"""

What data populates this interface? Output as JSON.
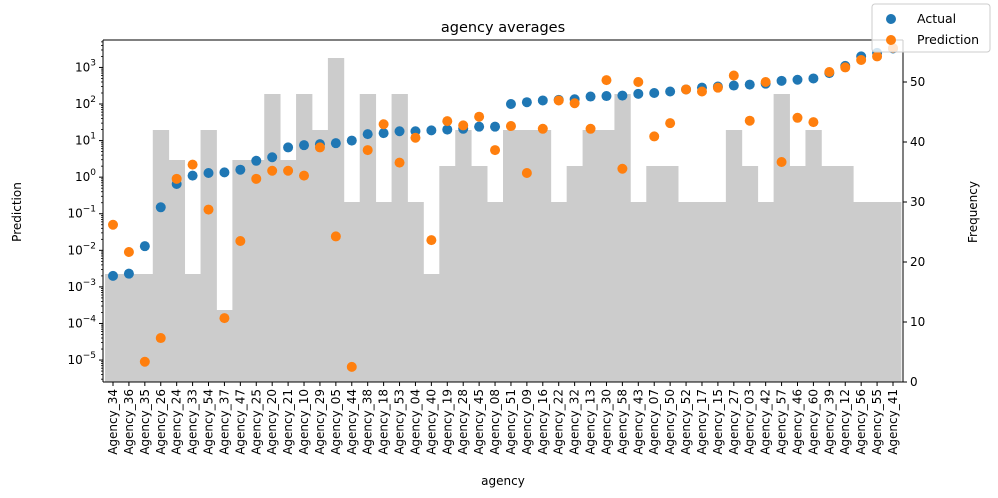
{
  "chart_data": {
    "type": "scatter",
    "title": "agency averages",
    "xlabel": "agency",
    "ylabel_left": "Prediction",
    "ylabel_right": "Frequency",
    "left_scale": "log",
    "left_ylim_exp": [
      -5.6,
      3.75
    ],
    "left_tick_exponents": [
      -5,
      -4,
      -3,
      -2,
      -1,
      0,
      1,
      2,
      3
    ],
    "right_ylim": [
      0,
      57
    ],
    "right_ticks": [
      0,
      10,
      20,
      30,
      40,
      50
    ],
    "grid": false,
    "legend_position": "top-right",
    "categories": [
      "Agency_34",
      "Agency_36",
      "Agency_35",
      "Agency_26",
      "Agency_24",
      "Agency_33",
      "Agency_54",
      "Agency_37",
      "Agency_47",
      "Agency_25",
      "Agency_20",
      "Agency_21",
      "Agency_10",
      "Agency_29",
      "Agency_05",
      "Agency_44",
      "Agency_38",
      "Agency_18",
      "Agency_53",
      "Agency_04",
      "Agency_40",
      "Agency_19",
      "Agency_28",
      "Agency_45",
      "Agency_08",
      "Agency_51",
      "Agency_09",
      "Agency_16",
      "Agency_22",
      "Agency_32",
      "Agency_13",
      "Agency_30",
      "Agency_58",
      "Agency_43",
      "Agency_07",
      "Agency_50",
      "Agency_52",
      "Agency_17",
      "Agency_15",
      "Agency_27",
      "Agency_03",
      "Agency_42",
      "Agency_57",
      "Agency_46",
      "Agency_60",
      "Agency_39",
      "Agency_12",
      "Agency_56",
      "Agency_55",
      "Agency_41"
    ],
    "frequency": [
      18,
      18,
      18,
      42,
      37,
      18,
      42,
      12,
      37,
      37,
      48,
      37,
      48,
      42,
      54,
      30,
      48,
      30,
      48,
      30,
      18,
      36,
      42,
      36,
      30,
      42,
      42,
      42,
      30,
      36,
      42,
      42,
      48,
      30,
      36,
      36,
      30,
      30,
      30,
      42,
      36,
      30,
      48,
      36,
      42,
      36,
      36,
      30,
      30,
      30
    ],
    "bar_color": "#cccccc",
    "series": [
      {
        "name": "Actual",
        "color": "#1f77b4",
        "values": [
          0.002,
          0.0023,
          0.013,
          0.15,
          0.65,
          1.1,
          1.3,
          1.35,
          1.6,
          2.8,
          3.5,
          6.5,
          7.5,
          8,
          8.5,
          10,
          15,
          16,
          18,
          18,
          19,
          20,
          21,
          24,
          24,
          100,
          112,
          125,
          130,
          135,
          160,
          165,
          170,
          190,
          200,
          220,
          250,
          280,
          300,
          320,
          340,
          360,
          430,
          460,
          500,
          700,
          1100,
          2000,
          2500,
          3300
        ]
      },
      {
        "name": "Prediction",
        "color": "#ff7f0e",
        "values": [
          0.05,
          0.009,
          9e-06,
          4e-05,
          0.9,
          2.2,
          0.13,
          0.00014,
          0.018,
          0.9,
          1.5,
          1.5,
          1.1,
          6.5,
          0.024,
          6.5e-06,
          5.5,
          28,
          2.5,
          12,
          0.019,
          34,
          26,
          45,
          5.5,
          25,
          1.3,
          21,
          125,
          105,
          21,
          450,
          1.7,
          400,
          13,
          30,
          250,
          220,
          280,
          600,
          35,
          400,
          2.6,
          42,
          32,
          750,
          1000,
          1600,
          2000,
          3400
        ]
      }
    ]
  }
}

"""

What you will do =
From the listing above, pick out every line containing "Prediction".

The response =
    "ylabel_left": "Prediction",
        "name": "Prediction",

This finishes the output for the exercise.